> _Provided text_:
Over the past four decades, there has been a drawn out retreat in the value of the Egyptian pound against the US dollar, through cycles of a drop in value followed by a period of anticipation of the next drop. Over the past six months, the value of the pound suffered a significant setback against the dollar, and then a sharp drop since the start of this year on both the official market and the omnipresent black market.
Central Bank of Egypt (CBE) figures show that the official exchange rate of the pound against the dollar dropped to LE7.6 to the dollar, or a 14.5 per cent depreciation over the past six months. On the black market, it dropped by 22 per cent of its value. Any decrease in the exchange rate of the local currency impacts pricing, competitiveness of imports and exports, the trade balance, international trade, investment and tourism. Therefore, it was unusual for the CBE governor to say in a television interview that the depreciation of the pound would not impact prices, and if prices were to go up there would be intervention to block that.
This assertion contradicts the basic principles of the impact of any depreciation of the local currency on pricing. Even the IMF, which pushes for such measures, realises that depreciation results in price hikes because of increasing prices of imports denominated in local currency.
When countries choose or are forced to slash the value of their local currency against free currencies they either claim this is in response to demand and supply factors in a free market, or that it will lower the cost of local commodities and services when calculated in foreign currencies and thus increase exports, and foreign investment because of the higher purchasing power of foreign currencies. Meanwhile, depreciating the local currency will raise the cost of imported goods and services, as calculated in the local currency, and thus decrease demand on imports and contribute to redressing foreign trade imbalances. This is in theory, therefore we need a detailed reading of economic reality to find out whether it can be applied or not.

> _Given task A_:
Rewrite the paragraph of the article on the Egyptian pound that begins "Central Bank of Egypt (CBE) figures show" in a shorter form that keeps its main facts.
> _Given task B_:
Carry on the article on the Egyptian pound, starting right after its final sentence.
The lines are separate material and are not part of the article on the Egyptian pound.

> _Data section_:
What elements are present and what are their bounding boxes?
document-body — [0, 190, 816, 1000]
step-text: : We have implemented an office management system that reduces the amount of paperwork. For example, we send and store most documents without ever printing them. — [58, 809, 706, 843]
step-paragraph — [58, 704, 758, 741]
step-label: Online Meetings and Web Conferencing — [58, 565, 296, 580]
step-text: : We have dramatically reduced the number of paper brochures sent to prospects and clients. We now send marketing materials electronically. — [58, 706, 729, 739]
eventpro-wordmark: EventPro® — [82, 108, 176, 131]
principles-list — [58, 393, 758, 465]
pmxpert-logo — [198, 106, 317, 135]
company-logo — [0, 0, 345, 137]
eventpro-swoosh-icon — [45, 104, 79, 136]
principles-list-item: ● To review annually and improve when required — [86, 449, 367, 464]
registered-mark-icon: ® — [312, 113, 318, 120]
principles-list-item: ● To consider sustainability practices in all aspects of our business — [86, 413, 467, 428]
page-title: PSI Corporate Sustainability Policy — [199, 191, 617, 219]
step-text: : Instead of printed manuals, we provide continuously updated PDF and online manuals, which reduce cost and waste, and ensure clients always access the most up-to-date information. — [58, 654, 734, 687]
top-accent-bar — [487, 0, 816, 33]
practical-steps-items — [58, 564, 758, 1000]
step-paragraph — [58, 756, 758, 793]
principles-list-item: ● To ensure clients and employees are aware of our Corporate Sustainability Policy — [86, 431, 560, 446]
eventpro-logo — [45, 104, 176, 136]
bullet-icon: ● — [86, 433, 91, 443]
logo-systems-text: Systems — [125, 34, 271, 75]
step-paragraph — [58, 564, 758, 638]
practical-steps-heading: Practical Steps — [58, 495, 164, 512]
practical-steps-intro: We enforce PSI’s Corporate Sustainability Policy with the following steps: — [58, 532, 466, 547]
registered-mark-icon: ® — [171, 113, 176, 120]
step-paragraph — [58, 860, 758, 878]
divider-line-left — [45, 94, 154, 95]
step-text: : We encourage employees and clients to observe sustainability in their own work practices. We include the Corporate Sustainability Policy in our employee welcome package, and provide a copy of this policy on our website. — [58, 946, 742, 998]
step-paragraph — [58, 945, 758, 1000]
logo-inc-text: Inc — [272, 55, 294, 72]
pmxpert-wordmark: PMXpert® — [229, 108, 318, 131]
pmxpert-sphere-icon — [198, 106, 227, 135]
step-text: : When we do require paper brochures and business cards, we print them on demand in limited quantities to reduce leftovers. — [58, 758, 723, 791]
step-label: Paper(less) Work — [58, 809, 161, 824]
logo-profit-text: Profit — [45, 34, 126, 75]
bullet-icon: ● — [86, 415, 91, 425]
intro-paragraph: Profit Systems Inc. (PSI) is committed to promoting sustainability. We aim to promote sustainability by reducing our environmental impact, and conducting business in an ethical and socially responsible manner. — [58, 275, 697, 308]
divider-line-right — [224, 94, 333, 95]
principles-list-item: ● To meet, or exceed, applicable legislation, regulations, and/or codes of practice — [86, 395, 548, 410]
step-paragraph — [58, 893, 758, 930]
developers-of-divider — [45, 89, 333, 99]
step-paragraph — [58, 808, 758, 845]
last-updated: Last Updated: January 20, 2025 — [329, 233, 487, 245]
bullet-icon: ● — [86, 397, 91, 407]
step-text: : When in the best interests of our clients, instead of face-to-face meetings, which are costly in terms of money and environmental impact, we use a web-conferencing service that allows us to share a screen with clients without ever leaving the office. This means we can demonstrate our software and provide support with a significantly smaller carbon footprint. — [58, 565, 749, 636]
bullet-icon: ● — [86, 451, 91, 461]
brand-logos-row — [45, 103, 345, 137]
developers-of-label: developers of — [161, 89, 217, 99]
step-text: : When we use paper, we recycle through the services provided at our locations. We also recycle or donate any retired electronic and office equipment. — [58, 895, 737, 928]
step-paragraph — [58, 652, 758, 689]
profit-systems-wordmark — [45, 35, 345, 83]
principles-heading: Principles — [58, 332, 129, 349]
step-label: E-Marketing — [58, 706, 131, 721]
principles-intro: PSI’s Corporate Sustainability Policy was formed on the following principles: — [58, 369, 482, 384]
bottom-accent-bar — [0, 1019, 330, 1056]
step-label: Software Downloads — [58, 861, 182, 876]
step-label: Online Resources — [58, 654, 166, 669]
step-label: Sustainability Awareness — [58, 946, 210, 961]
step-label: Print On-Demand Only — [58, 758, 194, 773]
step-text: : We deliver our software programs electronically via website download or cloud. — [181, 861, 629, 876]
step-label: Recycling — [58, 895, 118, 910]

> _Final result A_:
Central Bank of Egypt figures show the official rate fell to LE7.6 per dollar, a 14.5 percent drop over six months. On the black market, the pound lost 22 percent. A weaker local currency affects prices, import and export competitiveness, the trade balance, international trade, investment and tourism. So it was unusual when the CBE governor said on television that the drop would not affect prices, and that any rise would be blocked.

> _Final result B_:
If imports are essential they cannot be reduced even if prices rise after the value of the local currency falls. As for non-essential imports, if their class of consumers continues to buy them irrespective of price they, too, will not fall. The only outcome is a rise in prices domestically and higher inflation. Exports will not increase unless commodities are of export quality and just need to increase competitiveness by depreciating the local currency. There must be an accurate reading of the economy and market before taking any rebalancing measures, because it depends on the situation and no one size fits all.
The pound: Between ideal and skewed rates
Before addressing the reasons and pressures that caused fiscal authorities to allow the Egyptian pound to depreciate against the dollar, we must underscore that the exchange rate of a currency is not sacrosanct and untouchable. Not only does it measure the exchange rate between local and foreign currencies, but it is also used to achieve a variety of economic goals as long as value changes are limited or moderate, reflecting partial stability and not turmoil.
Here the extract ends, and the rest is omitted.